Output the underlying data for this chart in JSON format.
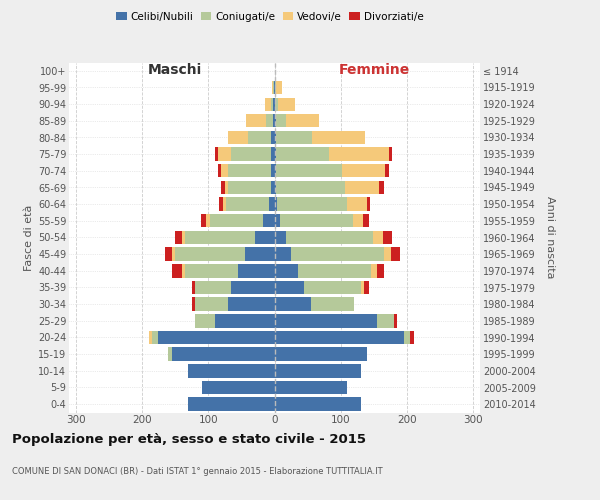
{
  "age_groups": [
    "100+",
    "95-99",
    "90-94",
    "85-89",
    "80-84",
    "75-79",
    "70-74",
    "65-69",
    "60-64",
    "55-59",
    "50-54",
    "45-49",
    "40-44",
    "35-39",
    "30-34",
    "25-29",
    "20-24",
    "15-19",
    "10-14",
    "5-9",
    "0-4"
  ],
  "birth_years": [
    "≤ 1914",
    "1915-1919",
    "1920-1924",
    "1925-1929",
    "1930-1934",
    "1935-1939",
    "1940-1944",
    "1945-1949",
    "1950-1954",
    "1955-1959",
    "1960-1964",
    "1965-1969",
    "1970-1974",
    "1975-1979",
    "1980-1984",
    "1985-1989",
    "1990-1994",
    "1995-1999",
    "2000-2004",
    "2005-2009",
    "2010-2014"
  ],
  "colors": {
    "celibe": "#4472a8",
    "coniugato": "#b5c99a",
    "vedovo": "#f5c97a",
    "divorziato": "#cc2020"
  },
  "maschi": {
    "celibe": [
      0,
      1,
      2,
      3,
      5,
      5,
      5,
      5,
      8,
      18,
      30,
      45,
      55,
      65,
      70,
      90,
      175,
      155,
      130,
      110,
      130
    ],
    "coniugato": [
      0,
      1,
      4,
      10,
      35,
      60,
      65,
      65,
      65,
      80,
      105,
      105,
      80,
      55,
      50,
      30,
      10,
      5,
      0,
      0,
      0
    ],
    "vedovo": [
      0,
      2,
      8,
      30,
      30,
      20,
      10,
      5,
      5,
      5,
      5,
      5,
      5,
      0,
      0,
      0,
      5,
      0,
      0,
      0,
      0
    ],
    "divorziato": [
      0,
      0,
      0,
      0,
      0,
      5,
      5,
      5,
      5,
      8,
      10,
      10,
      15,
      5,
      5,
      0,
      0,
      0,
      0,
      0,
      0
    ]
  },
  "femmine": {
    "nubile": [
      0,
      1,
      1,
      2,
      2,
      2,
      2,
      2,
      4,
      8,
      18,
      25,
      35,
      45,
      55,
      155,
      195,
      140,
      130,
      110,
      130
    ],
    "coniugata": [
      0,
      2,
      5,
      15,
      55,
      80,
      100,
      105,
      105,
      110,
      130,
      140,
      110,
      85,
      65,
      25,
      10,
      0,
      0,
      0,
      0
    ],
    "vedova": [
      1,
      8,
      25,
      50,
      80,
      90,
      65,
      50,
      30,
      15,
      15,
      10,
      10,
      5,
      0,
      0,
      0,
      0,
      0,
      0,
      0
    ],
    "divorziata": [
      0,
      0,
      0,
      0,
      0,
      5,
      5,
      8,
      5,
      10,
      15,
      15,
      10,
      8,
      0,
      5,
      5,
      0,
      0,
      0,
      0
    ]
  },
  "title": "Popolazione per età, sesso e stato civile - 2015",
  "subtitle": "COMUNE DI SAN DONACI (BR) - Dati ISTAT 1° gennaio 2015 - Elaborazione TUTTITALIA.IT",
  "maschi_label": "Maschi",
  "femmine_label": "Femmine",
  "ylabel_left": "Fasce di età",
  "ylabel_right": "Anni di nascita",
  "xlim": 310,
  "bg_color": "#eeeeee",
  "plot_bg": "#ffffff",
  "legend_labels": [
    "Celibi/Nubili",
    "Coniugati/e",
    "Vedovi/e",
    "Divorziati/e"
  ]
}
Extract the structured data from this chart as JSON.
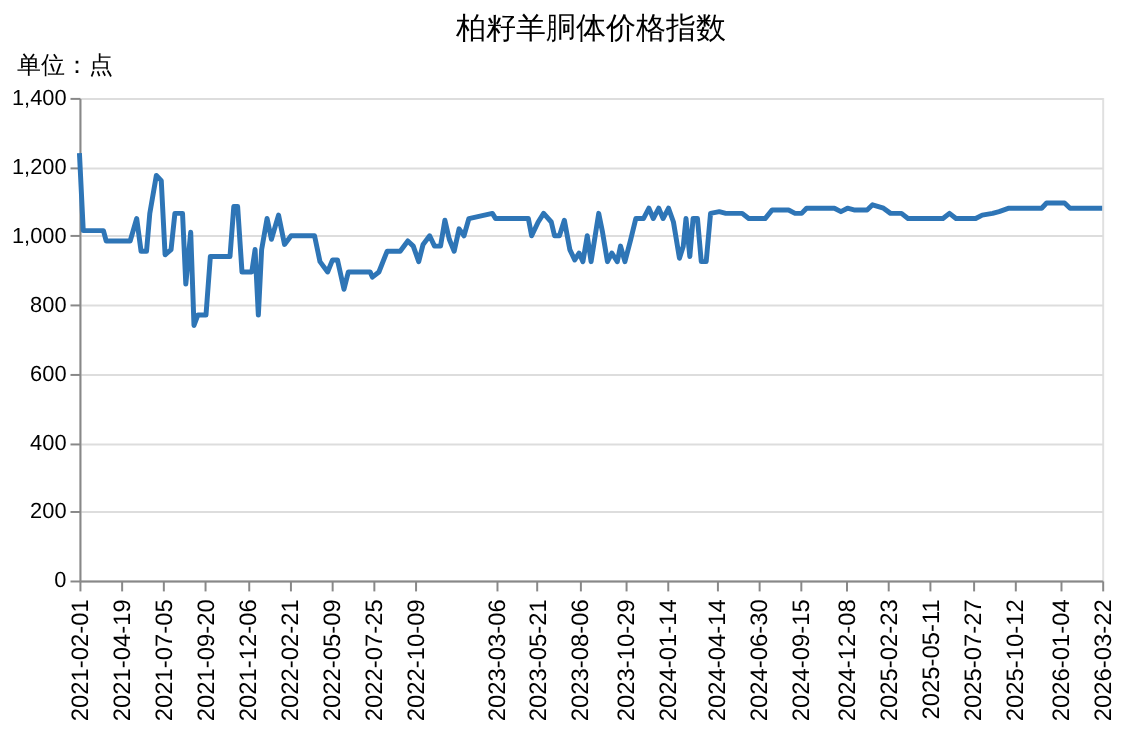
{
  "chart_data": {
    "type": "line",
    "title": "柏籽羊胴体价格指数",
    "ylabel": "单位：点",
    "x": [
      "2021-02-01",
      "2021-02-08",
      "2021-03-17",
      "2021-03-22",
      "2021-05-05",
      "2021-05-17",
      "2021-05-25",
      "2021-06-04",
      "2021-06-10",
      "2021-06-22",
      "2021-07-01",
      "2021-07-08",
      "2021-07-19",
      "2021-07-26",
      "2021-08-09",
      "2021-08-15",
      "2021-08-24",
      "2021-08-30",
      "2021-09-06",
      "2021-09-21",
      "2021-09-29",
      "2021-11-04",
      "2021-11-11",
      "2021-11-18",
      "2021-11-26",
      "2021-12-14",
      "2021-12-20",
      "2021-12-26",
      "2022-01-01",
      "2022-01-11",
      "2022-01-19",
      "2022-02-01",
      "2022-02-12",
      "2022-02-24",
      "2022-04-08",
      "2022-04-18",
      "2022-05-02",
      "2022-05-11",
      "2022-05-20",
      "2022-06-01",
      "2022-06-09",
      "2022-07-19",
      "2022-07-23",
      "2022-08-04",
      "2022-08-19",
      "2022-09-12",
      "2022-09-26",
      "2022-10-06",
      "2022-10-16",
      "2022-10-24",
      "2022-11-05",
      "2022-11-14",
      "2022-11-25",
      "2022-12-03",
      "2022-12-11",
      "2022-12-20",
      "2022-12-29",
      "2023-01-07",
      "2023-01-16",
      "2023-02-28",
      "2023-03-06",
      "2023-05-05",
      "2023-05-11",
      "2023-05-23",
      "2023-06-02",
      "2023-06-16",
      "2023-06-22",
      "2023-07-01",
      "2023-07-10",
      "2023-07-20",
      "2023-07-29",
      "2023-08-06",
      "2023-08-13",
      "2023-08-21",
      "2023-08-28",
      "2023-09-11",
      "2023-09-18",
      "2023-09-27",
      "2023-10-05",
      "2023-10-15",
      "2023-10-21",
      "2023-10-29",
      "2023-11-08",
      "2023-11-18",
      "2023-12-02",
      "2023-12-12",
      "2023-12-20",
      "2023-12-30",
      "2024-01-07",
      "2024-01-17",
      "2024-01-26",
      "2024-02-06",
      "2024-02-13",
      "2024-02-18",
      "2024-02-25",
      "2024-03-02",
      "2024-03-10",
      "2024-03-17",
      "2024-03-26",
      "2024-04-03",
      "2024-04-19",
      "2024-05-01",
      "2024-05-31",
      "2024-06-12",
      "2024-07-12",
      "2024-07-25",
      "2024-08-24",
      "2024-09-05",
      "2024-09-17",
      "2024-09-26",
      "2024-11-16",
      "2024-11-28",
      "2024-12-10",
      "2024-12-22",
      "2025-01-15",
      "2025-01-25",
      "2025-02-14",
      "2025-02-27",
      "2025-03-19",
      "2025-03-31",
      "2025-06-03",
      "2025-06-15",
      "2025-06-27",
      "2025-07-09",
      "2025-08-02",
      "2025-08-14",
      "2025-09-02",
      "2025-09-14",
      "2025-10-02",
      "2025-12-01",
      "2025-12-10",
      "2026-01-12",
      "2026-01-22",
      "2026-03-22"
    ],
    "series": [
      {
        "color": "#2e75b6",
        "values": [
          1240,
          1015,
          1015,
          985,
          985,
          1050,
          955,
          955,
          1065,
          1175,
          1160,
          945,
          960,
          1065,
          1065,
          860,
          1010,
          740,
          770,
          770,
          940,
          940,
          1085,
          1085,
          895,
          895,
          960,
          770,
          960,
          1050,
          990,
          1060,
          975,
          1000,
          1000,
          925,
          895,
          930,
          930,
          845,
          895,
          895,
          880,
          895,
          955,
          955,
          985,
          970,
          925,
          975,
          1000,
          970,
          970,
          1045,
          990,
          955,
          1020,
          1000,
          1050,
          1065,
          1050,
          1050,
          1000,
          1040,
          1065,
          1040,
          1000,
          1000,
          1045,
          960,
          930,
          950,
          925,
          1000,
          925,
          1065,
          1010,
          925,
          950,
          925,
          970,
          925,
          985,
          1050,
          1050,
          1080,
          1050,
          1080,
          1050,
          1080,
          1040,
          935,
          970,
          1050,
          940,
          1050,
          1050,
          925,
          925,
          1065,
          1070,
          1065,
          1065,
          1050,
          1050,
          1075,
          1075,
          1065,
          1065,
          1080,
          1080,
          1070,
          1080,
          1075,
          1075,
          1090,
          1080,
          1065,
          1065,
          1050,
          1050,
          1065,
          1050,
          1050,
          1050,
          1060,
          1065,
          1070,
          1080,
          1080,
          1095,
          1095,
          1080,
          1080
        ]
      }
    ],
    "xlim": [
      "2021-02-01",
      "2026-03-22"
    ],
    "xticks": [
      "2021-02-01",
      "2021-04-19",
      "2021-07-05",
      "2021-09-20",
      "2021-12-06",
      "2022-02-21",
      "2022-05-09",
      "2022-07-25",
      "2022-10-09",
      "2023-03-06",
      "2023-05-21",
      "2023-08-06",
      "2023-10-29",
      "2024-01-14",
      "2024-04-14",
      "2024-06-30",
      "2024-09-15",
      "2024-12-08",
      "2025-02-23",
      "2025-05-11",
      "2025-07-27",
      "2025-10-12",
      "2026-01-04",
      "2026-03-22"
    ],
    "ylim": [
      0,
      1400
    ],
    "yticks": [
      0,
      {
        "value": 200,
        "label": "200"
      },
      {
        "value": 400,
        "label": "400"
      },
      {
        "value": 600,
        "label": "600"
      },
      {
        "value": 800,
        "label": "800"
      },
      {
        "value": 1000,
        "label": "1,000"
      },
      {
        "value": 1200,
        "label": "1,200"
      },
      {
        "value": 1400,
        "label": "1,400"
      }
    ],
    "grid": "y",
    "marker": "none",
    "line_style": "solid"
  }
}
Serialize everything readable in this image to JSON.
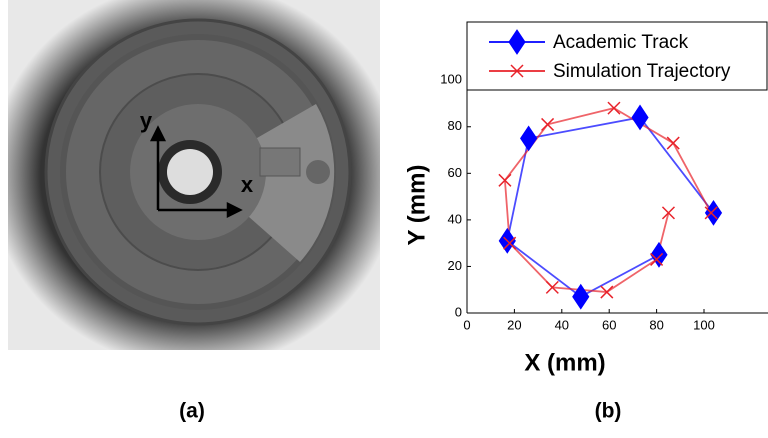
{
  "panel_a": {
    "label": "(a)",
    "axis_x": "x",
    "axis_y": "y"
  },
  "chart_data": {
    "type": "line",
    "label": "(b)",
    "xlabel": "X (mm)",
    "ylabel": "Y (mm)",
    "xlim": [
      0,
      127
    ],
    "ylim": [
      0,
      125
    ],
    "xticks": [
      0,
      20,
      40,
      60,
      80,
      100
    ],
    "yticks": [
      0,
      20,
      40,
      60,
      80,
      100
    ],
    "legend": "top",
    "series": [
      {
        "name": "Academic Track",
        "color": "#0000ff",
        "marker": "diamond",
        "x": [
          81,
          48,
          17,
          26,
          73,
          104
        ],
        "values": [
          25,
          7,
          31,
          75,
          84,
          43
        ]
      },
      {
        "name": "Simulation Trajectory",
        "color": "#e8222a",
        "marker": "x",
        "x": [
          85,
          80,
          59,
          36,
          18,
          16,
          34,
          62,
          87,
          103
        ],
        "values": [
          43,
          23,
          9,
          11,
          30,
          57,
          81,
          88,
          73,
          43
        ]
      }
    ]
  }
}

━━━

- Work to do:
Take every line from the data above that holds "JSON" and copy it out.

- Output of the task:
Output the underlying data for this chart in JSON format.
Extract the structured data from this chart as JSON.
Serialize everything readable in this image to JSON.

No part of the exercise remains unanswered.